[To do] Take from the listing each line that has the string "Forecast".

──────── Provided records

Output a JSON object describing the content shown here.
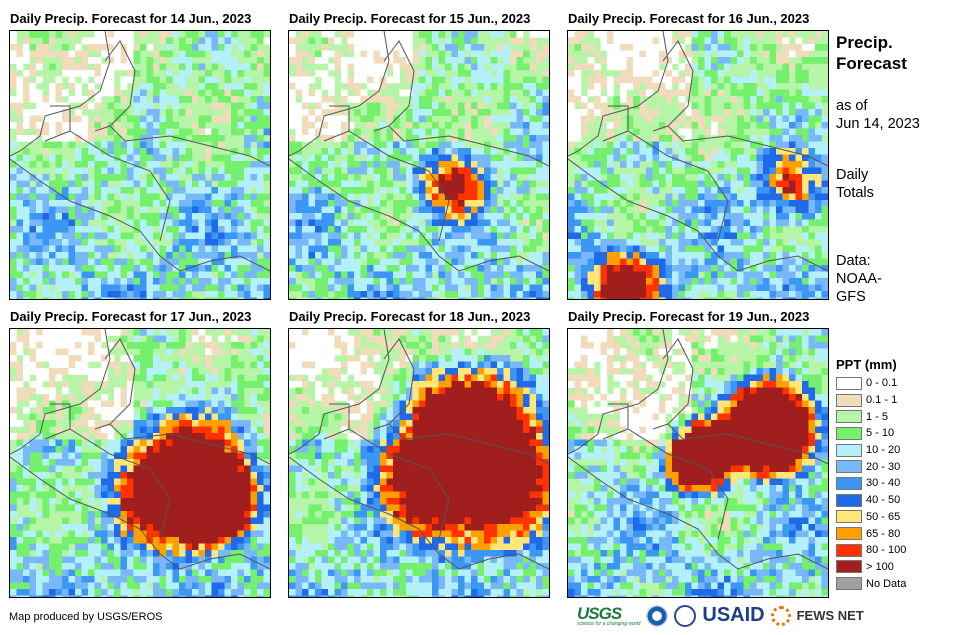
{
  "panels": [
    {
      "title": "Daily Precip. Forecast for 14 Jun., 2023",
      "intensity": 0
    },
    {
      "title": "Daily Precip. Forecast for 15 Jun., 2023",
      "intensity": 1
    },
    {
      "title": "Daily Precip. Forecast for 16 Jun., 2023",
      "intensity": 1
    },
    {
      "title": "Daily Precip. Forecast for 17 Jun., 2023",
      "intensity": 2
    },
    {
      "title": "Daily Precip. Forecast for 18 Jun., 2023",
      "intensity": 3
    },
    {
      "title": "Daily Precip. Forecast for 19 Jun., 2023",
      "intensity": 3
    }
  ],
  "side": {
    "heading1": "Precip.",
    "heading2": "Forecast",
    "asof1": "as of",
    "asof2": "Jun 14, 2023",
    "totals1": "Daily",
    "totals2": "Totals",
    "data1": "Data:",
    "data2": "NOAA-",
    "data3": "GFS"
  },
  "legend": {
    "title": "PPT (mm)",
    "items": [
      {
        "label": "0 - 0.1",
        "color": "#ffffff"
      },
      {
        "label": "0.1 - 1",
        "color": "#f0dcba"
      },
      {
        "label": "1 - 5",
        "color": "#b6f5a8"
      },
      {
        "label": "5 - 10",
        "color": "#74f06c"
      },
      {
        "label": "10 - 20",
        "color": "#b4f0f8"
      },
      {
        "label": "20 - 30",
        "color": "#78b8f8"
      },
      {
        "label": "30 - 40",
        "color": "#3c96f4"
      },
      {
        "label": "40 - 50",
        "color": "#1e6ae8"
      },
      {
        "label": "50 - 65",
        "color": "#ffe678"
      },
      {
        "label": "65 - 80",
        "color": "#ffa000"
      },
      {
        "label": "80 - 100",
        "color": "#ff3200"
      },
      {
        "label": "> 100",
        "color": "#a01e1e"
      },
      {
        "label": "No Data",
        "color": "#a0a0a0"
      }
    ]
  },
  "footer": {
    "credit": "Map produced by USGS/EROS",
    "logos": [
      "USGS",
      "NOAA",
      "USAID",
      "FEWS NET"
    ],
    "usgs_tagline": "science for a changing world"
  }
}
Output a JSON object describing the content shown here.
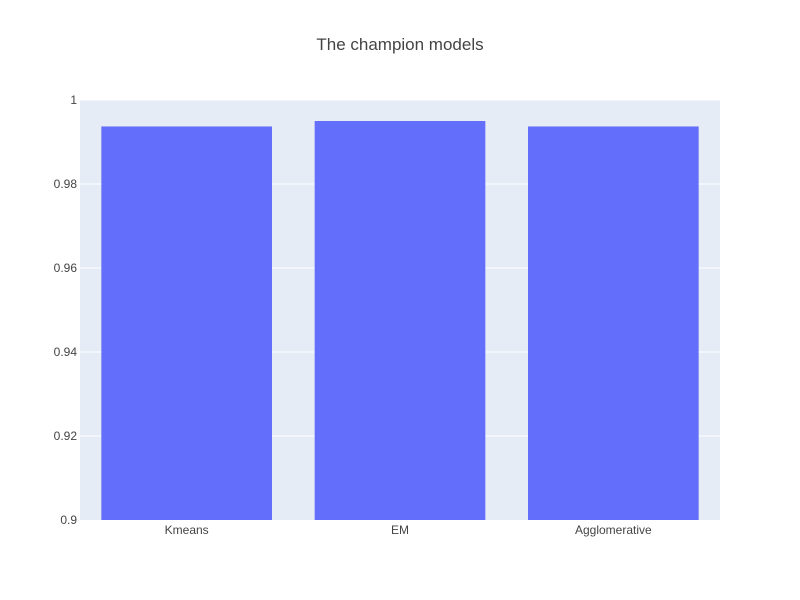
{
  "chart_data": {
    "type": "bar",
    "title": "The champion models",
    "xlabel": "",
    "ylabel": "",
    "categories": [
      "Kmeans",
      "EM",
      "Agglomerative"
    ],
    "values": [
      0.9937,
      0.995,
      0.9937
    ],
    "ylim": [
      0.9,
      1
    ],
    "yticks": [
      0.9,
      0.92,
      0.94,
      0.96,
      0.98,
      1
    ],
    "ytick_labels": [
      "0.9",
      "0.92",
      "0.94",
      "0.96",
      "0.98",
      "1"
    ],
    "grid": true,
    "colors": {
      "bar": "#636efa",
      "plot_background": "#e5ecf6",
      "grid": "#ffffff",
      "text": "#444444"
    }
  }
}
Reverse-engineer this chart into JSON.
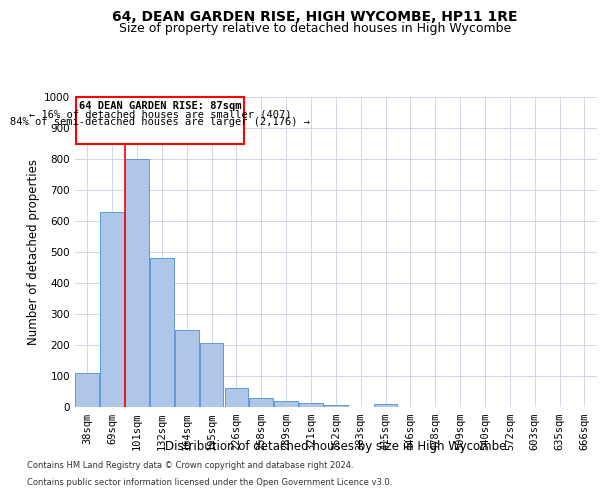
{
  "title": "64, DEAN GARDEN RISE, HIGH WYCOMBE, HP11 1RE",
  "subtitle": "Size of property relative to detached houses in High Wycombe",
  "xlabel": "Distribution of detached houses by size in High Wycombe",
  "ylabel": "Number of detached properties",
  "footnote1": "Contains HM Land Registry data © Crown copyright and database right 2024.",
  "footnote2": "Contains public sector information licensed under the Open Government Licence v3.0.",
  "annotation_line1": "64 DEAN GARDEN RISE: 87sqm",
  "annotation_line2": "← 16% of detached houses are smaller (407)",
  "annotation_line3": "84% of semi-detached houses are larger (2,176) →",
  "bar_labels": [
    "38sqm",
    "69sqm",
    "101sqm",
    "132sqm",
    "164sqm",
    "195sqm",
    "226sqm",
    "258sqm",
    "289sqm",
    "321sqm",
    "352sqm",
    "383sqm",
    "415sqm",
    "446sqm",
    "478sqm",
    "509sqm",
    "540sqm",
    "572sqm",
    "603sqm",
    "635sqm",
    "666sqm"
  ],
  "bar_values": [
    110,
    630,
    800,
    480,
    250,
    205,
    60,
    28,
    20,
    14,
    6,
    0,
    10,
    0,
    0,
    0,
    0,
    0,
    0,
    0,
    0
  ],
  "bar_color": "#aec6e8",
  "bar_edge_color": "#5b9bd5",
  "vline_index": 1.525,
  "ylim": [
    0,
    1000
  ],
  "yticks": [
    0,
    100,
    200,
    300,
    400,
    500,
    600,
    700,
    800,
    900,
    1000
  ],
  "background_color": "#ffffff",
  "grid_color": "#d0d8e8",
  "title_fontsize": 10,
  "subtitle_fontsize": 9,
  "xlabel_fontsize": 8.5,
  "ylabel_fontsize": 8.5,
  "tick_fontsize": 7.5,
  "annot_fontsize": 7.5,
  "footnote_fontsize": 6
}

────────────────
──────── Provided records

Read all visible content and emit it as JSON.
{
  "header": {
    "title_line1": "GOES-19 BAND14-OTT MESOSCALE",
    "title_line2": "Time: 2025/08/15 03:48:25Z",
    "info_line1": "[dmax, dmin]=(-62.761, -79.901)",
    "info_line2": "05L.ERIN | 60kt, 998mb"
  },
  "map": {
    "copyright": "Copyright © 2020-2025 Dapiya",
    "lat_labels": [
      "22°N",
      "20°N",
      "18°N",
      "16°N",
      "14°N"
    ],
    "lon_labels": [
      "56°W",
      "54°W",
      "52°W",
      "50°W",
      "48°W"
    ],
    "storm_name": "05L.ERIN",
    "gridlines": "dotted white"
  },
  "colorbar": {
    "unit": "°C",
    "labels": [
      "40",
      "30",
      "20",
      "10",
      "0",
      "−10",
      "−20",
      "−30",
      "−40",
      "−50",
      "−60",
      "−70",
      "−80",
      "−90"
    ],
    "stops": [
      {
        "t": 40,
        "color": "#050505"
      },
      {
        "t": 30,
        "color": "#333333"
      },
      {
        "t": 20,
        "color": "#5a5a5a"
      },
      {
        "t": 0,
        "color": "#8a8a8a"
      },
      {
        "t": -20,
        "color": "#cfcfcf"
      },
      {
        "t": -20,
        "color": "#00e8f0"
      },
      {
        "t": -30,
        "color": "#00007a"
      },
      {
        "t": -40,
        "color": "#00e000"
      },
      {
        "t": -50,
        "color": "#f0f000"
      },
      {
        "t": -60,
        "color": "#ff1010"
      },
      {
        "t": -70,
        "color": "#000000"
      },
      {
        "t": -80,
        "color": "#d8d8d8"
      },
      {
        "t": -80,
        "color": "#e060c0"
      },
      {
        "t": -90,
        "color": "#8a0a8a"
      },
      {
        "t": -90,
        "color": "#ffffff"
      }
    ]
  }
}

────────────────

[Response]
      "title": "Daily Precip. Forecast for 14 Jun., 2023",
      "title": "Daily Precip. Forecast for 15 Jun., 2023",
      "title": "Daily Precip. Forecast for 16 Jun., 2023",
      "title": "Daily Precip. Forecast for 17 Jun., 2023",
      "title": "Daily Precip. Forecast for 18 Jun., 2023",
      "title": "Daily Precip. Forecast for 19 Jun., 2023",
    "heading2": "Forecast",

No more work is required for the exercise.